• **GIVEN TASK**
Copy out the lines that have "sections" in them.

--- --- ---

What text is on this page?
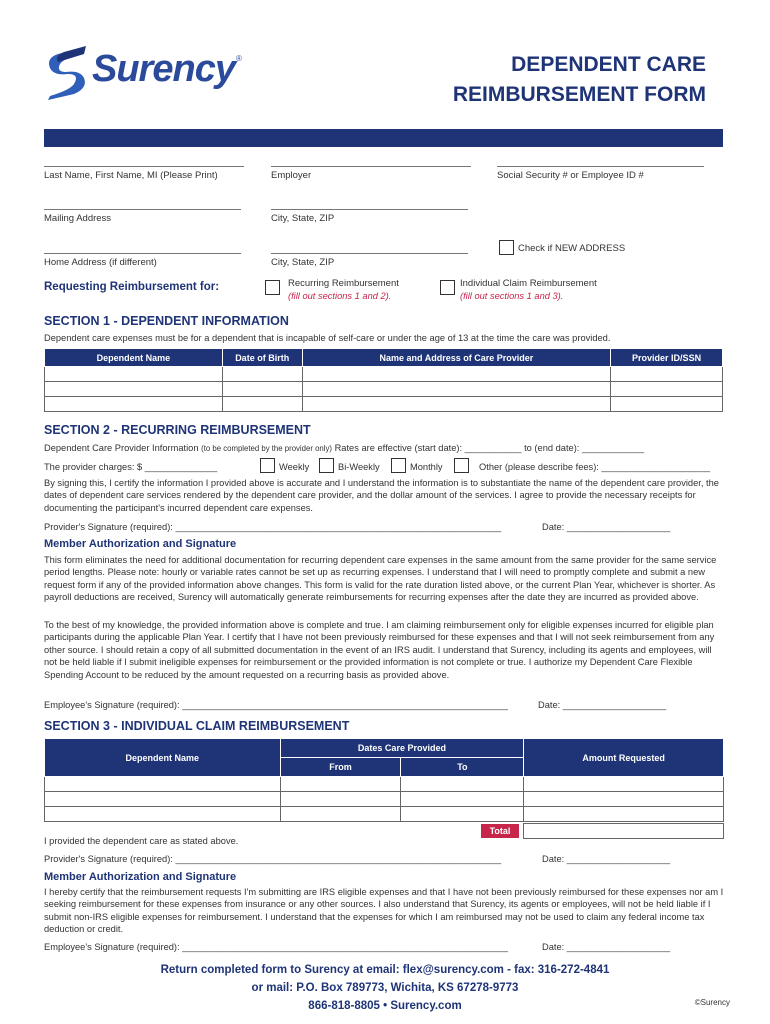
Surency ®	DEPENDENT CARE
REIMBURSEMENT FORM
Last Name, First Name, MI (Please Print)	Employer	Social Security # or Employee ID #
Mailing Address	City, State, ZIP
Home Address (if different)	City, State, ZIP
Check if NEW ADDRESS
Requesting Reimbursement for:	Recurring Reimbursement
(fill out sections 1 and 2).
Individual Claim Reimbursement
(fill out sections 1 and 3).
SECTION 1 - DEPENDENT INFORMATION
Dependent care expenses must be for a dependent that is incapable of self-care or under the age of 13 at the time the care was provided.
Dependent Name	Date of Birth	Name and Address of Care Provider	Provider ID/SSN

SECTION 2 - RECURRING REIMBURSEMENT
Dependent Care Provider Information (to be completed by the provider only) Rates are effective (start date): ___________ to (end date): ____________
The provider charges: $ ______________	Weekly	Bi-Weekly	Monthly	Other (please describe fees): _____________________
By signing this, I certify the information I provided above is accurate and I understand the information is to substantiate the name of the dependent care provider, the dates of dependent care services rendered by the dependent care provider, and the dollar amount of the services. I agree to provide the necessary receipts for documenting the participant's incurred dependent care expenses.
Provider's Signature (required): _______________________________________________________________	Date: ____________________
Member Authorization and Signature
This form eliminates the need for additional documentation for recurring dependent care expenses in the same amount from the same provider for the same service period lengths. Please note: hourly or variable rates cannot be set up as recurring expenses. I understand that I will need to promptly complete and submit a new request form if any of the provided information above changes. This form is valid for the rate duration listed above, or the current Plan Year, whichever is shorter. As payroll deductions are received, Surency will automatically generate reimbursements for recurring expenses after the date they are incurred as provided above.
To the best of my knowledge, the provided information above is complete and true. I am claiming reimbursement only for eligible expenses incurred for eligible plan participants during the applicable Plan Year. I certify that I have not been previously reimbursed for these expenses and that I will not seek reimbursement from any other source. I should retain a copy of all submitted documentation in the event of an IRS audit. I understand that Surency, including its agents and employees, will not be held liable if I submit ineligible expenses for reimbursement or the provided information is not complete or true. I authorize my Dependent Care Flexible Spending Account to be reduced by the amount requested on a recurring basis as provided above.
Employee's Signature (required): _______________________________________________________________	Date: ____________________
SECTION 3 - INDIVIDUAL CLAIM REIMBURSEMENT
Dependent Name	Dates Care Provided		Amount Requested
	From	To	

Total
I provided the dependent care as stated above.
Provider's Signature (required): _______________________________________________________________	Date: ____________________
Member Authorization and Signature
I hereby certify that the reimbursement requests I'm submitting are IRS eligible expenses and that I have not been previously reimbursed for these expenses nor am I seeking reimbursement for these expenses from insurance or any other sources. I also understand that Surency, its agents or employees, will not be held liable if I submit non-IRS eligible expenses for reimbursement. I understand that the expenses for which I am reimbursed may not be used to claim any federal income tax deduction or credit.
Employee's Signature (required): _______________________________________________________________	Date: ____________________
Return completed form to Surency at email: flex@surency.com - fax: 316-272-4841
or mail: P.O. Box 789773, Wichita, KS 67278-9773
866-818-8805 • Surency.com	©Surency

--- --- ---

• **EXERCISE RESULT**
(fill out sections 1 and 2).
(fill out sections 1 and 3).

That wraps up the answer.